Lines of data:
□ □ □ □ □
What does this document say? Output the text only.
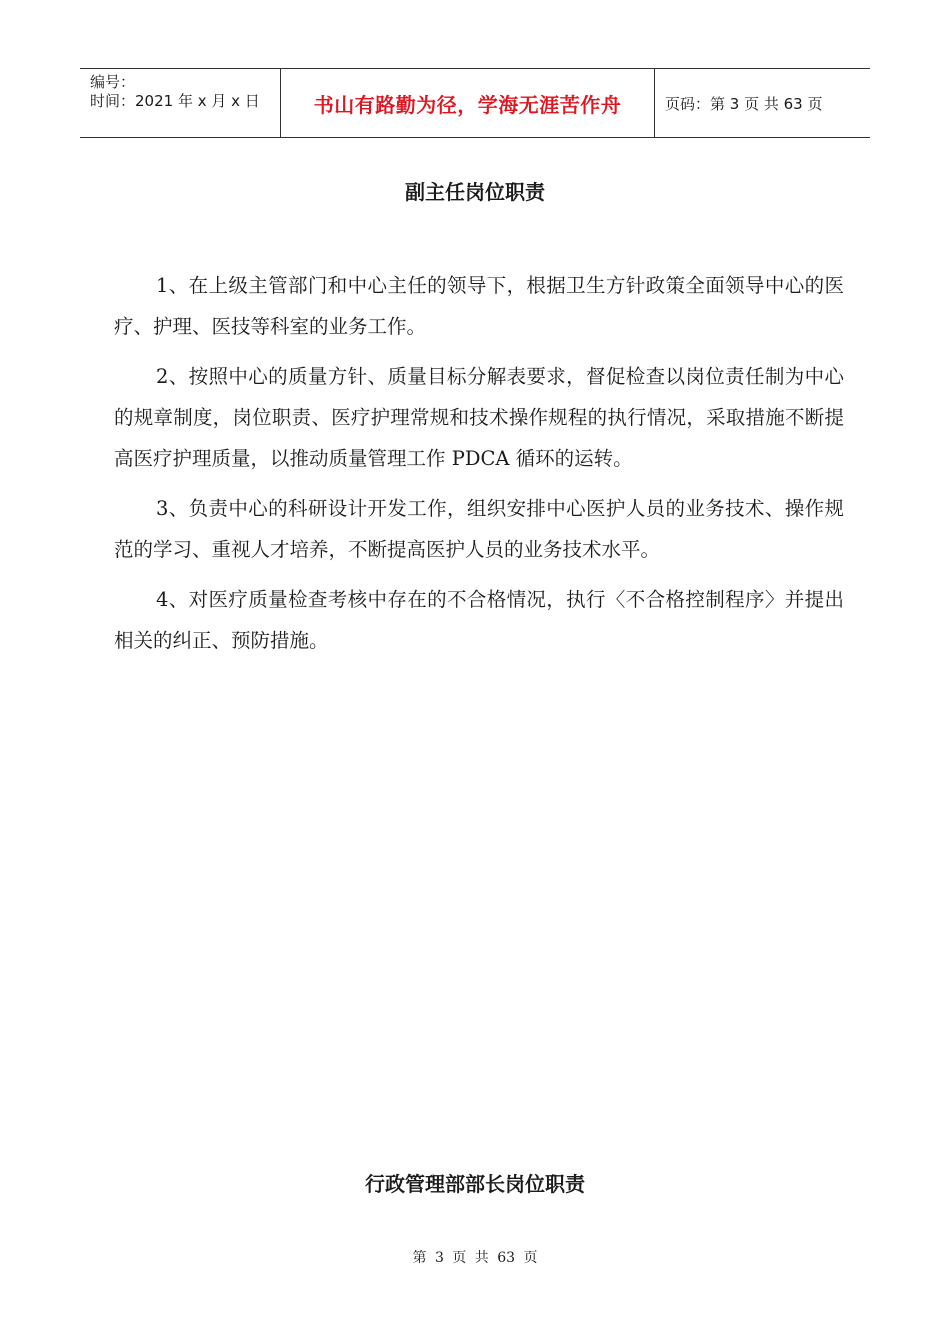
编号：
时间：2021 年 x 月 x 日	书山有路勤为径，学海无涯苦作舟	页码：第 3 页 共 63 页
副主任岗位职责

1、在上级主管部门和中心主任的领导下，根据卫生方针政策全面领导中心的医疗、护理、医技等科室的业务工作。

2、按照中心的质量方针、质量目标分解表要求，督促检查以岗位责任制为中心的规章制度，岗位职责、医疗护理常规和技术操作规程的执行情况，采取措施不断提高医疗护理质量，以推动质量管理工作 PDCA 循环的运转。

3、负责中心的科研设计开发工作，组织安排中心医护人员的业务技术、操作规范的学习、重视人才培养，不断提高医护人员的业务技术水平。

4、对医疗质量检查考核中存在的不合格情况，执行〈不合格控制程序〉并提出相关的纠正、预防措施。

行政管理部部长岗位职责
第 3 页 共 63 页
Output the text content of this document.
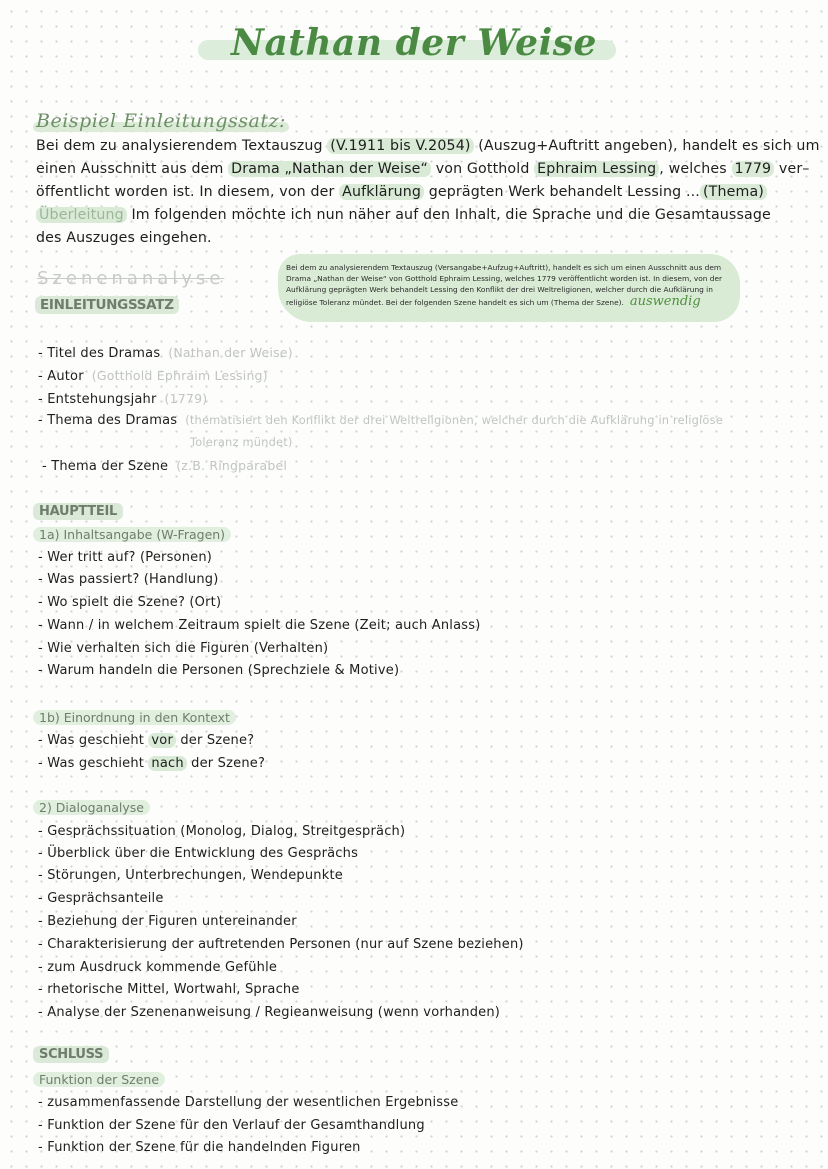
Nathan der Weise
Beispiel Einleitungssatz:
Bei dem zu analysierendem Textauszug (V.1911 bis V.2054) (Auszug+Auftritt angeben), handelt es sich um
einen Ausschnitt aus dem Drama „Nathan der Weise“ von Gotthold Ephraim Lessing , welches 1779 ver–
öffentlicht worden ist. In diesem, von der Aufklärung geprägten Werk behandelt Lessing ... (Thema)
Überleitung Im folgenden möchte ich nun näher auf den Inhalt, die Sprache und die Gesamtaussage
des Auszuges eingehen.
Szenenanalyse
EINLEITUNGSSATZ
Bei dem zu analysierendem Textauszug (Versangabe+Aufzug+Auftritt), handelt es sich um einen Ausschnitt aus dem Drama „Nathan der Weise“ von Gotthold Ephraim Lessing, welches 1779 veröffentlicht worden ist. In diesem, von der Aufklärung geprägten Werk behandelt Lessing den Konflikt der drei Weltreligionen, welcher durch die Aufklärung in religiöse Toleranz mündet. Bei der folgenden Szene handelt es sich um (Thema der Szene). auswendig
- Titel des Dramas (Nathan der Weise)
- Autor (Gotthold Ephraim Lessing)
- Entstehungsjahr (1779)
- Thema des Dramas (thematisiert den Konflikt der drei Weltreligionen, welcher durch die Aufklärung in religiöse
Toleranz mündet)
- Thema der Szene (z.B. Ringparabel
HAUPTTEIL
1a) Inhaltsangabe (W-Fragen)
- Wer tritt auf? (Personen)
- Was passiert? (Handlung)
- Wo spielt die Szene? (Ort)
- Wann / in welchem Zeitraum spielt die Szene (Zeit; auch Anlass)
- Wie verhalten sich die Figuren (Verhalten)
- Warum handeln die Personen (Sprechziele & Motive)
1b) Einordnung in den Kontext
- Was geschieht vor der Szene?
- Was geschieht nach der Szene?
2) Dialoganalyse
- Gesprächssituation (Monolog, Dialog, Streitgespräch)
- Überblick über die Entwicklung des Gesprächs
- Störungen, Unterbrechungen, Wendepunkte
- Gesprächsanteile
- Beziehung der Figuren untereinander
- Charakterisierung der auftretenden Personen (nur auf Szene beziehen)
- zum Ausdruck kommende Gefühle
- rhetorische Mittel, Wortwahl, Sprache
- Analyse der Szenenanweisung / Regieanweisung (wenn vorhanden)
SCHLUSS
Funktion der Szene
- zusammenfassende Darstellung der wesentlichen Ergebnisse
- Funktion der Szene für den Verlauf der Gesamthandlung
- Funktion der Szene für die handelnden Figuren
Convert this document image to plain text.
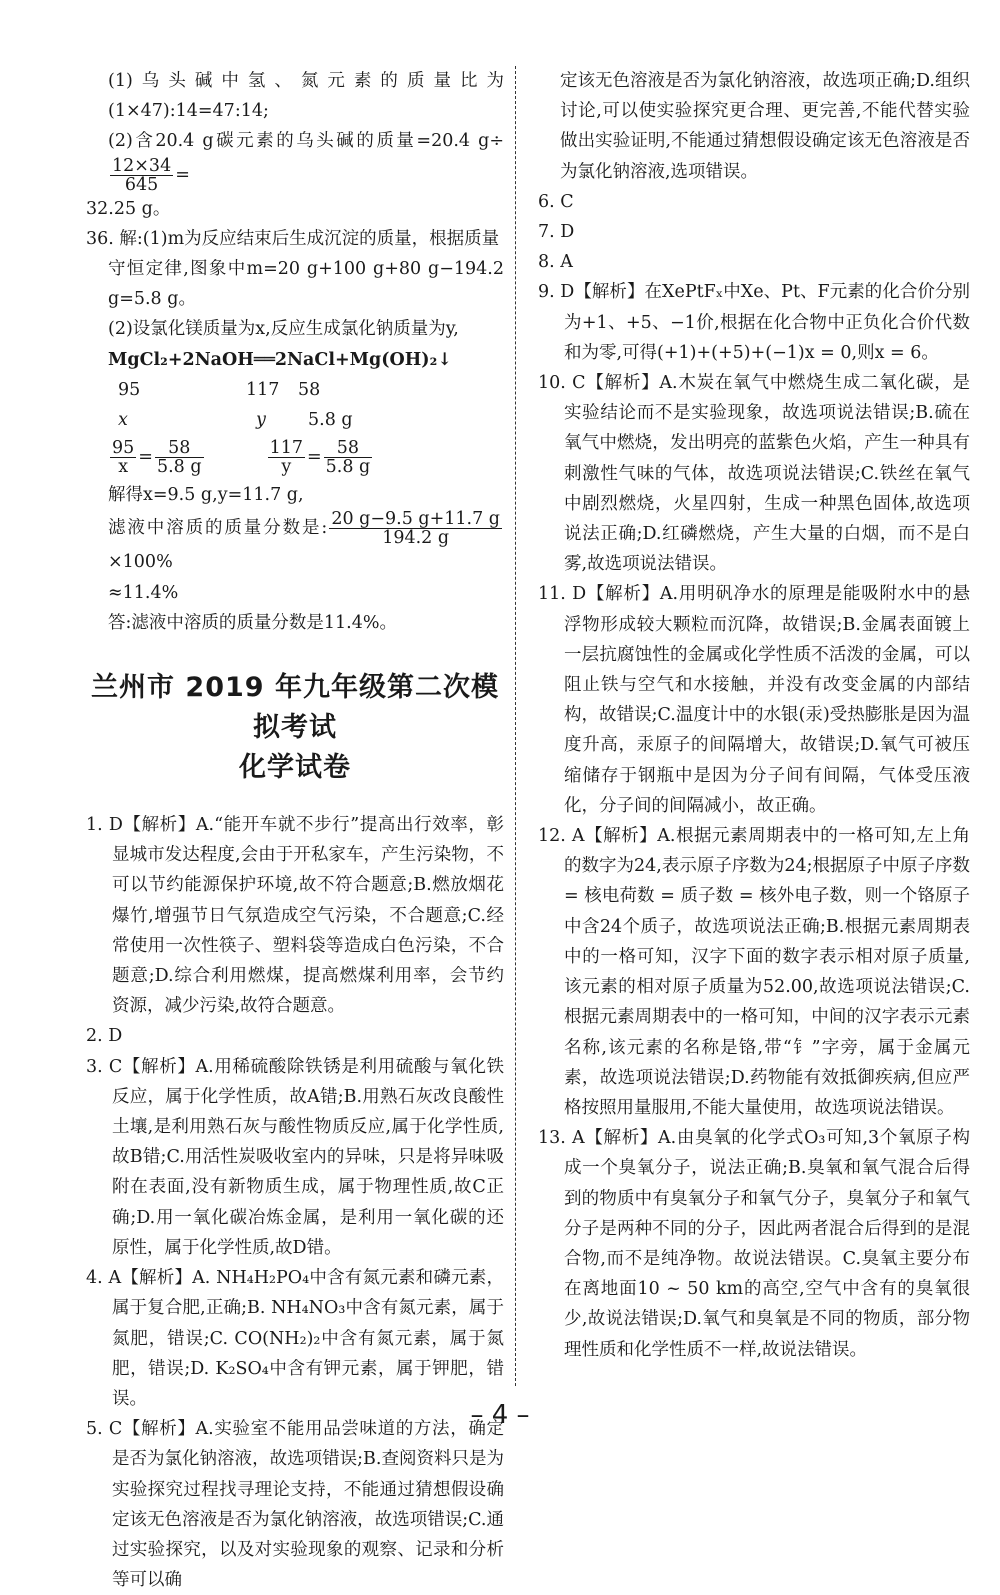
(1)乌头碱中氢、氮元素的质量比为(1×47):14=47:14;

(2)含20.4 g碳元素的乌头碱的质量=20.4 g÷
$\frac{12\times 34}{645}$ =

32.25 g。

36. 解:(1)m为反应结束后生成沉淀的质量，根据质量

守恒定律,图象中m=20 g+100 g+80 g−194.2 g=5.8 g。

(2)设氯化镁质量为x,反应生成氯化钠质量为y,

MgCl₂+2NaOH══2NaCl+Mg(OH)₂↓

95	117	58
x	y	5.8 g
$\frac{95}{x} = \frac{58}{5.8 g}$	$\frac{117}{y} = \frac{58}{5.8 g}$

解得x=9.5 g,y=11.7 g,

滤液中溶质的质量分数是: $\frac{20 g-9.5 g+11.7 g}{194.2 g}$
×100%

≈11.4%

答:滤液中溶质的质量分数是11.4%。

兰州市 2019 年九年级第二次模拟考试
化学试卷

1. D【解析】A.“能开车就不步行”提高出行效率，彰显城市发达程度,会由于开私家车，产生污染物，不可以节约能源保护环境,故不符合题意;B.燃放烟花爆竹,增强节日气氛造成空气污染，不合题意;C.经常使用一次性筷子、塑料袋等造成白色污染，不合题意;D.综合利用燃煤，提高燃煤利用率，会节约资源，减少污染,故符合题意。

2. D

3. C【解析】A.用稀硫酸除铁锈是利用硫酸与氧化铁反应，属于化学性质，故A错;B.用熟石灰改良酸性土壤,是利用熟石灰与酸性物质反应,属于化学性质,故B错;C.用活性炭吸收室内的异味，只是将异味吸附在表面,没有新物质生成，属于物理性质,故C正确;D.用一氧化碳冶炼金属，是利用一氧化碳的还原性，属于化学性质,故D错。

4. A【解析】A. NH₄H₂PO₄中含有氮元素和磷元素，属于复合肥,正确;B. NH₄NO₃中含有氮元素，属于氮肥，错误;C. CO(NH₂)₂中含有氮元素，属于氮肥，错误;D. K₂SO₄中含有钾元素，属于钾肥，错误。

5. C【解析】A.实验室不能用品尝味道的方法，确定是否为氯化钠溶液，故选项错误;B.查阅资料只是为实验探究过程找寻理论支持，不能通过猜想假设确定该无色溶液是否为氯化钠溶液，故选项错误;C.通过实验探究，以及对实验现象的观察、记录和分析等可以确

定该无色溶液是否为氯化钠溶液，故选项正确;D.组织讨论,可以使实验探究更合理、更完善,不能代替实验做出实验证明,不能通过猜想假设确定该无色溶液是否为氯化钠溶液,选项错误。

6. C

7. D

8. A

9. D【解析】在XePtFₓ中Xe、Pt、F元素的化合价分别为+1、+5、−1价,根据在化合物中正负化合价代数和为零,可得(+1)+(+5)+(−1)x = 0,则x = 6。

10. C【解析】A.木炭在氧气中燃烧生成二氧化碳，是实验结论而不是实验现象，故选项说法错误;B.硫在氧气中燃烧，发出明亮的蓝紫色火焰，产生一种具有刺激性气味的气体，故选项说法错误;C.铁丝在氧气中剧烈燃烧，火星四射，生成一种黑色固体,故选项说法正确;D.红磷燃烧，产生大量的白烟，而不是白雾,故选项说法错误。

11. D【解析】A.用明矾净水的原理是能吸附水中的悬浮物形成较大颗粒而沉降，故错误;B.金属表面镀上一层抗腐蚀性的金属或化学性质不活泼的金属，可以阻止铁与空气和水接触，并没有改变金属的内部结构，故错误;C.温度计中的水银(汞)受热膨胀是因为温度升高，汞原子的间隔增大，故错误;D.氧气可被压缩储存于钢瓶中是因为分子间有间隔，气体受压液化，分子间的间隔减小，故正确。

12. A【解析】A.根据元素周期表中的一格可知,左上角的数字为24,表示原子序数为24;根据原子中原子序数 = 核电荷数 = 质子数 = 核外电子数，则一个铬原子中含24个质子，故选项说法正确;B.根据元素周期表中的一格可知，汉字下面的数字表示相对原子质量,该元素的相对原子质量为52.00,故选项说法错误;C.根据元素周期表中的一格可知，中间的汉字表示元素名称,该元素的名称是铬,带“钅”字旁，属于金属元素，故选项说法错误;D.药物能有效抵御疾病,但应严格按照用量服用,不能大量使用，故选项说法错误。

13. A【解析】A.由臭氧的化学式O₃可知,3个氧原子构成一个臭氧分子，说法正确;B.臭氧和氧气混合后得到的物质中有臭氧分子和氧气分子，臭氧分子和氧气分子是两种不同的分子，因此两者混合后得到的是混合物,而不是纯净物。故说法错误。C.臭氧主要分布在离地面10 ~ 50 km的高空,空气中含有的臭氧很少,故说法错误;D.氧气和臭氧是不同的物质，部分物理性质和化学性质不一样,故说法错误。

– 4 –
□ □ □ □ □
*Your task:*
Return each line in the records that holds the string "einen".

*Answer for the task:*
einen Ausschnitt aus dem Drama „Nathan der Weise“ von Gotthold Ephraim Lessing , welches 1779 ver–
Bei dem zu analysierendem Textauszug (Versangabe+Aufzug+Auftritt), handelt es sich um einen Ausschnitt aus dem Drama „Nathan der Weise“ von Gotthold Ephraim Lessing, welches 1779 veröffentlicht worden ist. In diesem, von der Aufklärung geprägten Werk behandelt Lessing den Konflikt der drei Weltreligionen, welcher durch die Aufklärung in religiöse Toleranz mündet. Bei der folgenden Szene handelt es sich um (Thema der Szene). auswendig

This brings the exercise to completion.